━━━ DATASET ━━━
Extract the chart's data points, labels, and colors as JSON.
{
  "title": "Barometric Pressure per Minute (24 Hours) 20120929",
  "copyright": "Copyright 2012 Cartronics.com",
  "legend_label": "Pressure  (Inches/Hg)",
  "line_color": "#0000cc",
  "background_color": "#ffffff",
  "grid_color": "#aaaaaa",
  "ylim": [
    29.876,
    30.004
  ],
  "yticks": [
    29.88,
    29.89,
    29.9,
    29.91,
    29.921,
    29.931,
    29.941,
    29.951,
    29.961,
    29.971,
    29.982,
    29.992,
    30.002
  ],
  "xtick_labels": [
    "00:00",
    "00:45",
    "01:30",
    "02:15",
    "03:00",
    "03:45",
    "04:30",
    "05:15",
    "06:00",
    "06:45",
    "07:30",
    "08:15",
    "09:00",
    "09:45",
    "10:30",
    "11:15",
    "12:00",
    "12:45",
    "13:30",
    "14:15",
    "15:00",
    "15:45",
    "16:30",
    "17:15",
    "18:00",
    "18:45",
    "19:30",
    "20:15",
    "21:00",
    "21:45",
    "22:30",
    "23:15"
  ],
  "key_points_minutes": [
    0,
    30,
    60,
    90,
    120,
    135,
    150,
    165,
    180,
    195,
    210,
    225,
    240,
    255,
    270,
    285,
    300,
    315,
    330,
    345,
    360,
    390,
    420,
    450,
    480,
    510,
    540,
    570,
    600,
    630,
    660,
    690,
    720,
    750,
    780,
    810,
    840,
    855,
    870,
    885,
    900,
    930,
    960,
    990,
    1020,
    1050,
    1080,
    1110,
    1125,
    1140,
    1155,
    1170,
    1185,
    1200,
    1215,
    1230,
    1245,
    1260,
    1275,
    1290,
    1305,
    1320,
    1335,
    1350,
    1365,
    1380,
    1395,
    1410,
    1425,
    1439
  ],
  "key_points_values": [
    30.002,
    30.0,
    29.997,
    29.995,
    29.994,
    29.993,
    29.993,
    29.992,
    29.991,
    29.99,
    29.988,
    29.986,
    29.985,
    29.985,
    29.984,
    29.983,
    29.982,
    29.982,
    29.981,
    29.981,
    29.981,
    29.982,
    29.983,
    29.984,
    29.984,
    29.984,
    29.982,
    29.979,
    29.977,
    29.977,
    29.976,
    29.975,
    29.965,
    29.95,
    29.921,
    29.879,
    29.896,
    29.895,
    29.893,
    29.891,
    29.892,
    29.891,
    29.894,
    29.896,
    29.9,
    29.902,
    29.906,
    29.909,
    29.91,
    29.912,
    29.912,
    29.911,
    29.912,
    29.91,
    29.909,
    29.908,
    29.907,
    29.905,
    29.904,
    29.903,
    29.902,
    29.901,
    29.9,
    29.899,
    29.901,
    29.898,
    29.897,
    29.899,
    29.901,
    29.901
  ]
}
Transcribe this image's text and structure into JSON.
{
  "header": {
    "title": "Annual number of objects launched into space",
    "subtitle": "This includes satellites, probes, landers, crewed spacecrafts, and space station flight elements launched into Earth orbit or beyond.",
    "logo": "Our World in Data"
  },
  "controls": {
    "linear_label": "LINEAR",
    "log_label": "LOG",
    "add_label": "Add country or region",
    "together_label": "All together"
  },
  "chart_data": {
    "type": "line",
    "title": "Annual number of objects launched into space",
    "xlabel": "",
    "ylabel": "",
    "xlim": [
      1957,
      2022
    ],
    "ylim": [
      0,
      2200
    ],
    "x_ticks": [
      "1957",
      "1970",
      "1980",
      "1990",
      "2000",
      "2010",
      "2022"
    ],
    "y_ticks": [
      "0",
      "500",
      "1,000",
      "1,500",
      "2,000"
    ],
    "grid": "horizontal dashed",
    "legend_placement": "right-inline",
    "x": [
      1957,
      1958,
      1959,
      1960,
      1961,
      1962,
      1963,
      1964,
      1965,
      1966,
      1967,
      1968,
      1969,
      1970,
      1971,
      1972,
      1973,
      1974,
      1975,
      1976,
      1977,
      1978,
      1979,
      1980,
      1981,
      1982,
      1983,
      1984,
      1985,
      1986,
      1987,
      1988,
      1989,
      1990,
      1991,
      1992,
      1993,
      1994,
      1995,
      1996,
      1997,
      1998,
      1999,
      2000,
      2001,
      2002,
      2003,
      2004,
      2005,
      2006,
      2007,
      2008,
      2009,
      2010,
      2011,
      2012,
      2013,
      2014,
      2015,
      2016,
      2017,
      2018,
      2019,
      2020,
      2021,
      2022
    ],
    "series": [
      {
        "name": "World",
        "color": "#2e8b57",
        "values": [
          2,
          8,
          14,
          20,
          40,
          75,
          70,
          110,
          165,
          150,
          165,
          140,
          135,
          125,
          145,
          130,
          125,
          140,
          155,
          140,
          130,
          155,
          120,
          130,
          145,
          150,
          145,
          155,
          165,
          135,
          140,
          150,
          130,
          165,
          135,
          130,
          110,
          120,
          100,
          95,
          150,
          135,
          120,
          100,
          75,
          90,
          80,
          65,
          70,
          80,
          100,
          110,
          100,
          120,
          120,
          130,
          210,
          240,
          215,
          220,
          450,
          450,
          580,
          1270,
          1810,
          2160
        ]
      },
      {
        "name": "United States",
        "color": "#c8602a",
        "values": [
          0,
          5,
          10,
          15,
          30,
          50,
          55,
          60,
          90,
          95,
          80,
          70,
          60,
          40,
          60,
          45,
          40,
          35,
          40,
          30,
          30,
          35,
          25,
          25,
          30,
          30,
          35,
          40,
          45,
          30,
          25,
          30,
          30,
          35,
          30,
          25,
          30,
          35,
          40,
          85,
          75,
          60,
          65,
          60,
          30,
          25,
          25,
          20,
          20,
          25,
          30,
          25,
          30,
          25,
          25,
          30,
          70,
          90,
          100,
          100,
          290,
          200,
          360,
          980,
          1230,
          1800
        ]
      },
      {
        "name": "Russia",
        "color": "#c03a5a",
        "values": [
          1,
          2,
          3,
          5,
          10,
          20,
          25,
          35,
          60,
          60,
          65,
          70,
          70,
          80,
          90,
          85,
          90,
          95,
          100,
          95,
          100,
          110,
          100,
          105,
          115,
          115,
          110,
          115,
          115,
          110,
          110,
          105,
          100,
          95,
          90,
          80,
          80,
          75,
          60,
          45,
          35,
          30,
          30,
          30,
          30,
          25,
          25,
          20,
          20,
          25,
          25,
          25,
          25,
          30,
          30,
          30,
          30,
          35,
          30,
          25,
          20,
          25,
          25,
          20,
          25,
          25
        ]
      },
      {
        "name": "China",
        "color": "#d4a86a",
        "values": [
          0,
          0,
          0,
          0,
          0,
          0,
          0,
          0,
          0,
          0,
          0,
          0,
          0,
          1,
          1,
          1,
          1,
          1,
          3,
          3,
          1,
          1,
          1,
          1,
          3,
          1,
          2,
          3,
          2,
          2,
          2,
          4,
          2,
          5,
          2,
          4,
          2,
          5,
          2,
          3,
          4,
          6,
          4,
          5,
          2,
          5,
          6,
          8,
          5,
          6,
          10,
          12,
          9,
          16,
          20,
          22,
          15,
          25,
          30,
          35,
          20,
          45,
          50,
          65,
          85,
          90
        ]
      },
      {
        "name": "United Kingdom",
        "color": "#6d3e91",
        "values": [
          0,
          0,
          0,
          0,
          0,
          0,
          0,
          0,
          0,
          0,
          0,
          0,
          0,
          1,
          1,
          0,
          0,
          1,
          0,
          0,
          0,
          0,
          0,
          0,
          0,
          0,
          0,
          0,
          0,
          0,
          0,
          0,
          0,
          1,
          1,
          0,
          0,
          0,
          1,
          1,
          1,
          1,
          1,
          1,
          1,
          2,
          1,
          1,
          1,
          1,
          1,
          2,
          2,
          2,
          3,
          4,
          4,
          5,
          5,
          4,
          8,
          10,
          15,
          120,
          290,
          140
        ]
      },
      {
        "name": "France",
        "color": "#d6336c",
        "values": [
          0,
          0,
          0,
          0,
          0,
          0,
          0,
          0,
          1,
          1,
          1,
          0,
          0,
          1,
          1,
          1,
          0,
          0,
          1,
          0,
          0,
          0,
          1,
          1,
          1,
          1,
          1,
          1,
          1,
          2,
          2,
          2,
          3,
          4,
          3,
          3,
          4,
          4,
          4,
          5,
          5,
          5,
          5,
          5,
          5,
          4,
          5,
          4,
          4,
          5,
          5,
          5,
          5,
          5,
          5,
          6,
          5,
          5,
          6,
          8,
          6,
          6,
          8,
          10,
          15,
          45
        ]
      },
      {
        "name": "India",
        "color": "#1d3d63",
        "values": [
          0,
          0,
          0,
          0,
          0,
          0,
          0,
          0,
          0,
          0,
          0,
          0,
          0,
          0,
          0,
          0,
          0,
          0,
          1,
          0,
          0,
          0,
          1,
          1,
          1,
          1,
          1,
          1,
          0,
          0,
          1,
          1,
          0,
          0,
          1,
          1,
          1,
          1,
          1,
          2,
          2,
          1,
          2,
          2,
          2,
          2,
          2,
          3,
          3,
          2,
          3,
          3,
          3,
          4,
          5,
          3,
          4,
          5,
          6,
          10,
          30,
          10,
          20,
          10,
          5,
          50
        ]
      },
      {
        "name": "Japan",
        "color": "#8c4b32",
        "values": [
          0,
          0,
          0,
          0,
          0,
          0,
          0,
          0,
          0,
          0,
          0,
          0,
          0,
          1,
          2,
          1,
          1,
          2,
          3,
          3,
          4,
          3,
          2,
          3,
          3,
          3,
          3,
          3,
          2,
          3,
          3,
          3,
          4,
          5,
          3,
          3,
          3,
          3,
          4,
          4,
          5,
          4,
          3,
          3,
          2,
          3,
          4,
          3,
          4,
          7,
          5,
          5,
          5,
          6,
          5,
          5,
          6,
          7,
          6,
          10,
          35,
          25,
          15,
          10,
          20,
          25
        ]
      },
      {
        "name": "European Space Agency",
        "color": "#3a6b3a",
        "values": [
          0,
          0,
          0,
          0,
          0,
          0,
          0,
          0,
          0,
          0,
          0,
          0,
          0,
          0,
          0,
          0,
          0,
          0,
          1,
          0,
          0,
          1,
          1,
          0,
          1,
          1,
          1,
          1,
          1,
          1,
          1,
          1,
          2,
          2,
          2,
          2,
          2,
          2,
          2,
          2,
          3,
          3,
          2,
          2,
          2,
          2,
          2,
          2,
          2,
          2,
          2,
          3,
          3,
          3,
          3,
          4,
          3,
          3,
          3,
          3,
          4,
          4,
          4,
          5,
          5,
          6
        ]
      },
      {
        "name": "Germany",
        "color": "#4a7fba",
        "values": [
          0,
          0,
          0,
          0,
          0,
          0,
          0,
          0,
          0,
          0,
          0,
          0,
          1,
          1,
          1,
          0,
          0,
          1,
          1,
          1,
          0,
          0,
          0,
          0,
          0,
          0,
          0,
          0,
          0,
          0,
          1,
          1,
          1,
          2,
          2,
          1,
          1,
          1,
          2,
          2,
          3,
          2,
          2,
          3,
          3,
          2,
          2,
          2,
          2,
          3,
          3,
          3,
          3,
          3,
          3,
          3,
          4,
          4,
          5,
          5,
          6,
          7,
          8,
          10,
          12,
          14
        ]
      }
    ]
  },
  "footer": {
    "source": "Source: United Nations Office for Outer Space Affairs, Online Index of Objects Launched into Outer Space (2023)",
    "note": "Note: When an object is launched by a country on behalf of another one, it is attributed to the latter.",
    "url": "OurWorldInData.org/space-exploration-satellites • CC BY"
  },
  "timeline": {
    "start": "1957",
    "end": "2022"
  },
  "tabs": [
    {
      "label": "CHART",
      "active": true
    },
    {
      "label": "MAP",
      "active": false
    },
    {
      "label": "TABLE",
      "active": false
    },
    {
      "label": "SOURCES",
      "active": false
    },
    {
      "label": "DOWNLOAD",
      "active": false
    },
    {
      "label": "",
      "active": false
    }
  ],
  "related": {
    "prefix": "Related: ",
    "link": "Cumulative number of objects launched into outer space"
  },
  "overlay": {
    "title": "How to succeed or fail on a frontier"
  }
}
━━━
**CHALLENGE:**
Count how many lines include the string "JSON". Nothing but the number is needed.

**FULL RESPONSE:**
2